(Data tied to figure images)
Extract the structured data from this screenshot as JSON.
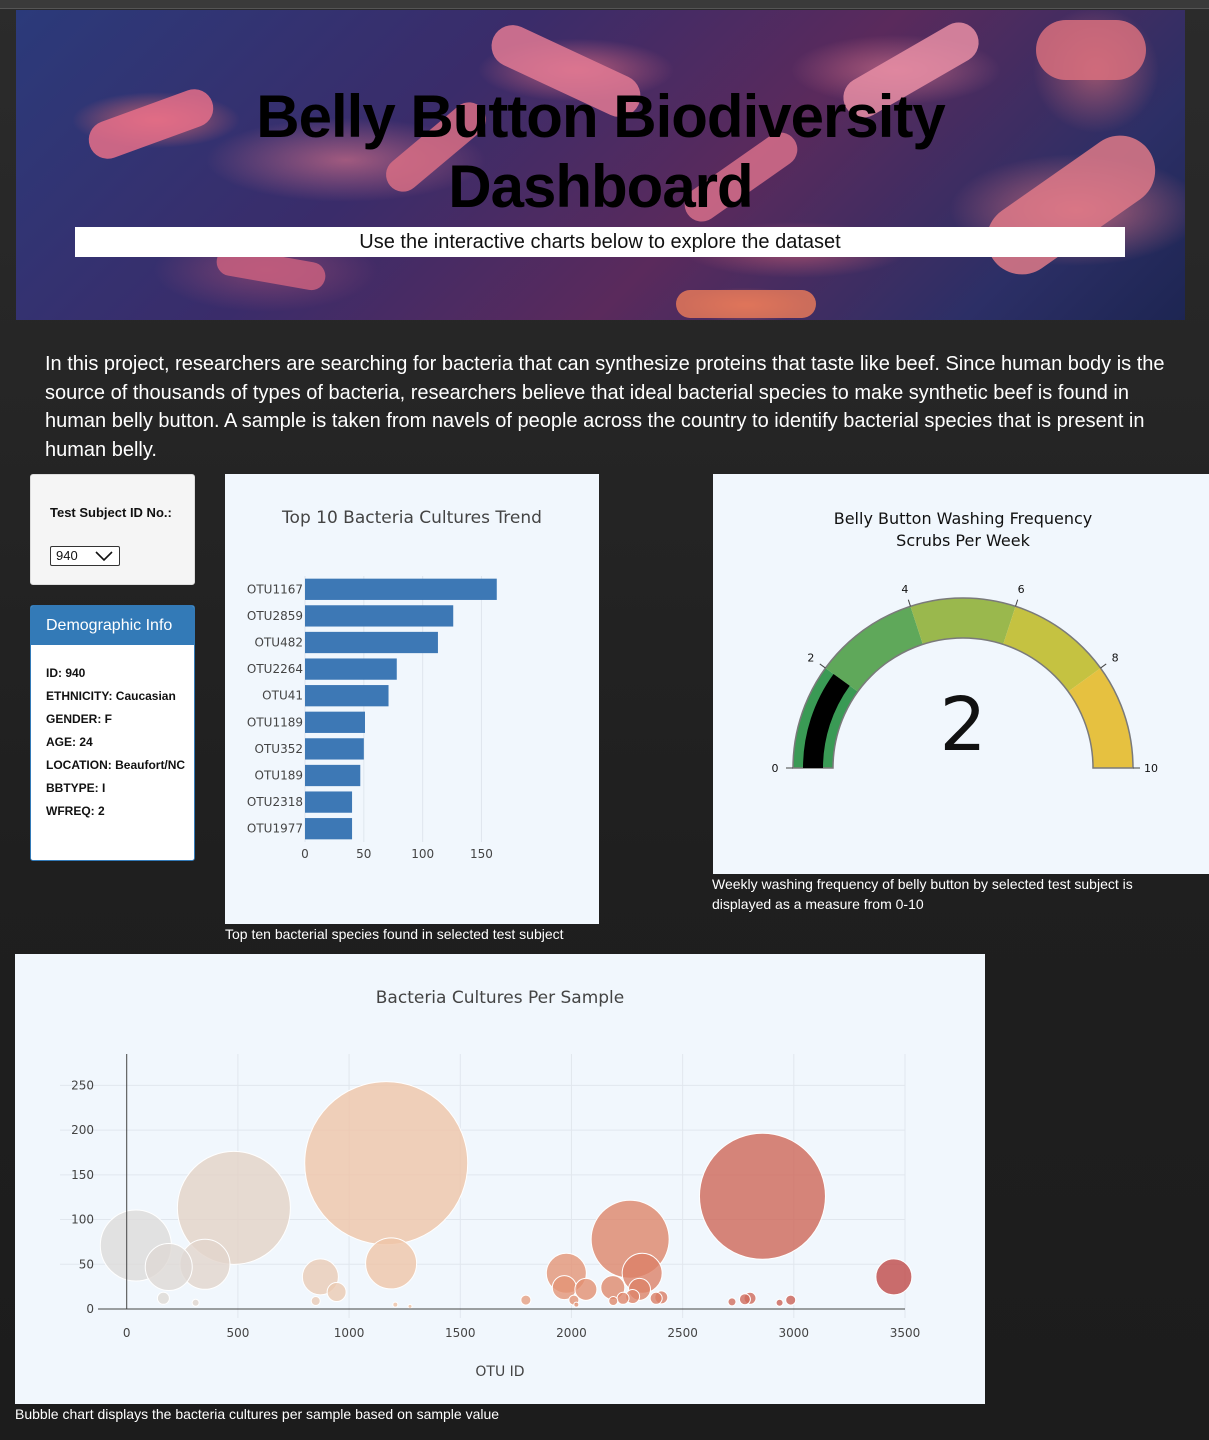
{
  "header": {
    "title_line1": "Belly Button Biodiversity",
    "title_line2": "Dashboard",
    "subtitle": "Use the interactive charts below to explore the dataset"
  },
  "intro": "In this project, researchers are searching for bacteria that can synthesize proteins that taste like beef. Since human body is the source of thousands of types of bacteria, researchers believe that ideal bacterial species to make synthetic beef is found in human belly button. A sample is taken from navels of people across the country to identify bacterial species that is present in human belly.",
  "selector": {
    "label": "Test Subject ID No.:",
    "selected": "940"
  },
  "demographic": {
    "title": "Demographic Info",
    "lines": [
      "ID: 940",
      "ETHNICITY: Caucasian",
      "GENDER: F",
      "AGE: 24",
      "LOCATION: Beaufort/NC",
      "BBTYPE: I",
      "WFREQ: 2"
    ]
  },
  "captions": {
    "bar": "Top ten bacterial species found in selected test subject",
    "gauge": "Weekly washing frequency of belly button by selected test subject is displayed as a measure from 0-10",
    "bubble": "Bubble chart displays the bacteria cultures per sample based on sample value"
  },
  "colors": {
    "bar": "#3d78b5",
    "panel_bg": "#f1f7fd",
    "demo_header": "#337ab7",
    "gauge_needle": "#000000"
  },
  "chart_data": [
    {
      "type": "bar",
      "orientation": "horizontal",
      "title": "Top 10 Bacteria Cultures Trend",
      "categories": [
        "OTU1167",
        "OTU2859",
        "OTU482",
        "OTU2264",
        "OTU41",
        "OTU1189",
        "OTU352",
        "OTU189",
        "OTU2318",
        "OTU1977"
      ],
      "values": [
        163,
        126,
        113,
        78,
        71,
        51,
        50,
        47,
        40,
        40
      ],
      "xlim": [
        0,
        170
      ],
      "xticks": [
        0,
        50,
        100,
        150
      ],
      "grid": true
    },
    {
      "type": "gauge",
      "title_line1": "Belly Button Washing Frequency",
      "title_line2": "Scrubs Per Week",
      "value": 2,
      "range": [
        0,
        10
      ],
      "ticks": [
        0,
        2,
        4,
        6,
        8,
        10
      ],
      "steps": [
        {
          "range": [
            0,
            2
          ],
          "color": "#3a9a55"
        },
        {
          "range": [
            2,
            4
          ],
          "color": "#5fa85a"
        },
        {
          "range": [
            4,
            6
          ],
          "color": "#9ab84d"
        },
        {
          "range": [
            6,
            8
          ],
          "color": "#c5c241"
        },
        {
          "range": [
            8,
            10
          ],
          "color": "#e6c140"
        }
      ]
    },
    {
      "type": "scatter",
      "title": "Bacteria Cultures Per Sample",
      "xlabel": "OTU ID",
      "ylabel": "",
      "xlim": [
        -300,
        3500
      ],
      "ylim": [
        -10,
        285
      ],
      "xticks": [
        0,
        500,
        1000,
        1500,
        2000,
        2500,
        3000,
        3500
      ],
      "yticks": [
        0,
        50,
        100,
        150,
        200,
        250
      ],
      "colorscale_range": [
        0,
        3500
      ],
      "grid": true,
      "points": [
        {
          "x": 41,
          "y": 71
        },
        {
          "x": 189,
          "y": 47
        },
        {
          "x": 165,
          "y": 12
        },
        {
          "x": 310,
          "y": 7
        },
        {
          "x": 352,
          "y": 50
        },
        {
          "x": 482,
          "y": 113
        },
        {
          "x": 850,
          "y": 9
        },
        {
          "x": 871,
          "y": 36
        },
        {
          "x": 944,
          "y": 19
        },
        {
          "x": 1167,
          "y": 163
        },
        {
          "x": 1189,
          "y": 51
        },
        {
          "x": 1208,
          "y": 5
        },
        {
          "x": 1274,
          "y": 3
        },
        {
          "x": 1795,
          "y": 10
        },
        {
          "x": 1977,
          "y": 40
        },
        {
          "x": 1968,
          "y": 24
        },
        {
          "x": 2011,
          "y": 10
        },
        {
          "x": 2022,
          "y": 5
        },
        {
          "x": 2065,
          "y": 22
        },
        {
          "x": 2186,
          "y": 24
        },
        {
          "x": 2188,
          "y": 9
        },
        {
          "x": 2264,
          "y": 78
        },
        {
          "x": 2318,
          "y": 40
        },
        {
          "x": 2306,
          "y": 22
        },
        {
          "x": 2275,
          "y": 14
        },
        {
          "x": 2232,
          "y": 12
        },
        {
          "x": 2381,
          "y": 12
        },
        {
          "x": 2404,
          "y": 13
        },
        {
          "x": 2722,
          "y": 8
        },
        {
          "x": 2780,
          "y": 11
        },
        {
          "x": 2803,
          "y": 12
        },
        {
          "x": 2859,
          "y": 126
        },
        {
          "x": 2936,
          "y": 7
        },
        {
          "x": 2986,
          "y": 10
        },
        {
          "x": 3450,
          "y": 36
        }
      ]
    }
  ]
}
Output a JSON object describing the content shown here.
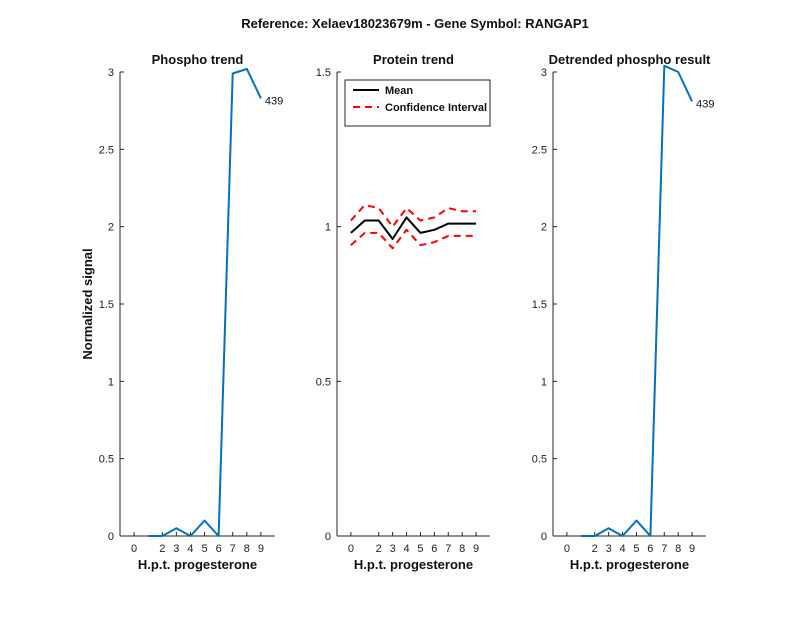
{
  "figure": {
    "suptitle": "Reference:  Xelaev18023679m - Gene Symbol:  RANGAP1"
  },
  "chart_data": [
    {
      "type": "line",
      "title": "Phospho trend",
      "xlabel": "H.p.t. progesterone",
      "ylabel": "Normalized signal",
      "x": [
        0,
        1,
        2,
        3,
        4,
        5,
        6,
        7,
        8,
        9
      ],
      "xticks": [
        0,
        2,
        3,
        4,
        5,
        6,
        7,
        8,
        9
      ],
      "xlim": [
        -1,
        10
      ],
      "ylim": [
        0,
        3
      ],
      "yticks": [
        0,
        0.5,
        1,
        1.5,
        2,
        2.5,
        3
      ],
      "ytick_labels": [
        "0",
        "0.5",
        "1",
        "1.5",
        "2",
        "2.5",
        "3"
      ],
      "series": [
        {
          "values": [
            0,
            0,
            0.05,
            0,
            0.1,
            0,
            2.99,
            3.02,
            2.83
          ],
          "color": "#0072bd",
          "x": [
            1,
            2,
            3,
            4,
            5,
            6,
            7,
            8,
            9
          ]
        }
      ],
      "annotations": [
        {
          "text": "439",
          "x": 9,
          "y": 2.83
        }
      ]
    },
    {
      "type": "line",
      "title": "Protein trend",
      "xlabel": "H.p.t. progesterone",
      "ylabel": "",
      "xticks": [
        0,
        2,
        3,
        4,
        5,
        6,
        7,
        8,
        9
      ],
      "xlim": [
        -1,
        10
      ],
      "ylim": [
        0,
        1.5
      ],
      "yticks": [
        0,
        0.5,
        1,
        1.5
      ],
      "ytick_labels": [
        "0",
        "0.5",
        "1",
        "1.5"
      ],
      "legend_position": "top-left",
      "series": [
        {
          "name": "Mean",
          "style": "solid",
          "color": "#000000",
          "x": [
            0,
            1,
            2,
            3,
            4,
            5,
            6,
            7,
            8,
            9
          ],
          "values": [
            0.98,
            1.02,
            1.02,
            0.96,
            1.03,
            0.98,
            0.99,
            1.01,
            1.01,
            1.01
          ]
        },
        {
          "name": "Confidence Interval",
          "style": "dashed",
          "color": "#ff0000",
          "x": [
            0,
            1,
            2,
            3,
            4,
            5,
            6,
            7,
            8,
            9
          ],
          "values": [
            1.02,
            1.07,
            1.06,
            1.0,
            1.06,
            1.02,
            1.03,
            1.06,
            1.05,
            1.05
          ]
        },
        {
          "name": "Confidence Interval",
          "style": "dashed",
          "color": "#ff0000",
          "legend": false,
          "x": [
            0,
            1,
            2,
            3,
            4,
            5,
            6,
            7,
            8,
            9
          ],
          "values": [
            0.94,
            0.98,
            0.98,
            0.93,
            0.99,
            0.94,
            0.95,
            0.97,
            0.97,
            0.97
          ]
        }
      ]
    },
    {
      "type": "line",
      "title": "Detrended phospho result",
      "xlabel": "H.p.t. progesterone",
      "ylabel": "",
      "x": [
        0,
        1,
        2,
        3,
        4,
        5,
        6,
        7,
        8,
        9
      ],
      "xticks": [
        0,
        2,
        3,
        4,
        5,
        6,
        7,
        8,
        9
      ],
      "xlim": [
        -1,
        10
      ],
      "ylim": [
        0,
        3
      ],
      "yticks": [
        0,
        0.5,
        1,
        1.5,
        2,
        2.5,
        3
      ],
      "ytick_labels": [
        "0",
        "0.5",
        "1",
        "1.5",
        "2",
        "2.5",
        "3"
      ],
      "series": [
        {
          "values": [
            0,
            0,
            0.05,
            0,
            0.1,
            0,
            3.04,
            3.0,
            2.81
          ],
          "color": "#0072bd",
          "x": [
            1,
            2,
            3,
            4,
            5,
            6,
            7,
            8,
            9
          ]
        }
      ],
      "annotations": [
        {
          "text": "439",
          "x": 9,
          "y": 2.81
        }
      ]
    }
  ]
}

■ **Task brief**
Return each line from the entries above that includes "selected".

■ **Answer section**
    "selected": "940"
    "bar": "Top ten bacterial species found in selected test subject",
    "gauge": "Weekly washing frequency of belly button by selected test subject is displayed as a measure from 0-10",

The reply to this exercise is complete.